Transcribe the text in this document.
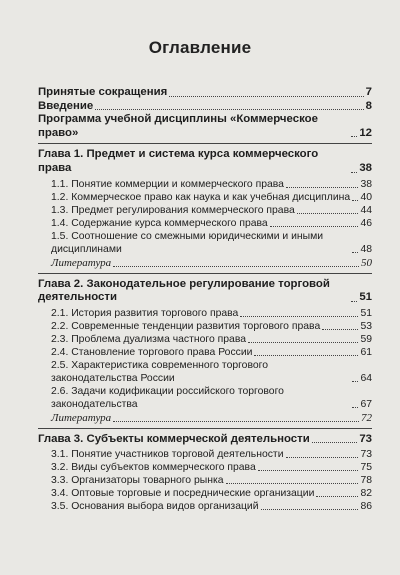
Оглавление
Принятые сокращения	7
Введение	8
Программа учебной дисциплины «Коммерческое право»	12
Глава 1. Предмет и система курса коммерческого права	38
1.1. Понятие коммерции и коммерческого права	38
1.2. Коммерческое право как наука и как учебная дисциплина 40
1.3. Предмет регулирования коммерческого права	44
1.4. Содержание курса коммерческого права	46
1.5. Соотношение со смежными юридическими и иными дисциплинами	48
Литература	50
Глава 2. Законодательное регулирование торговой деятельности	51
2.1. История развития торгового права	51
2.2. Современные тенденции развития торгового права	53
2.3. Проблема дуализма частного права	59
2.4. Становление торгового права России	61
2.5. Характеристика современного торгового законодательства России	64
2.6. Задачи кодификации российского торгового законодательства	67
Литература	72
Глава 3. Субъекты коммерческой деятельности	73
3.1. Понятие участников торговой деятельности	73
3.2. Виды субъектов коммерческого права	75
3.3. Организаторы товарного рынка	78
3.4. Оптовые торговые и посреднические организации	82
3.5. Основания выбора видов организаций	86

= = = =

> _Written request_: Leave the pictures out and print the records above exactly as they stand.

> _Output for this exercise_:
Transcribe the text in this document.
Оглавление
Принятые сокращения	7
Введение	8
Программа учебной дисциплины «Коммерческое право»	12
Глава 1. Предмет и система курса коммерческого права	38
1.1. Понятие коммерции и коммерческого права	38
1.2. Коммерческое право как наука и как учебная дисциплина 40
1.3. Предмет регулирования коммерческого права	44
1.4. Содержание курса коммерческого права	46
1.5. Соотношение со смежными юридическими и иными дисциплинами	48
Литература	50
Глава 2. Законодательное регулирование торговой деятельности	51
2.1. История развития торгового права	51
2.2. Современные тенденции развития торгового права	53
2.3. Проблема дуализма частного права	59
2.4. Становление торгового права России	61
2.5. Характеристика современного торгового законодательства России	64
2.6. Задачи кодификации российского торгового законодательства	67
Литература	72
Глава 3. Субъекты коммерческой деятельности	73
3.1. Понятие участников торговой деятельности	73
3.2. Виды субъектов коммерческого права	75
3.3. Организаторы товарного рынка	78
3.4. Оптовые торговые и посреднические организации	82
3.5. Основания выбора видов организаций	86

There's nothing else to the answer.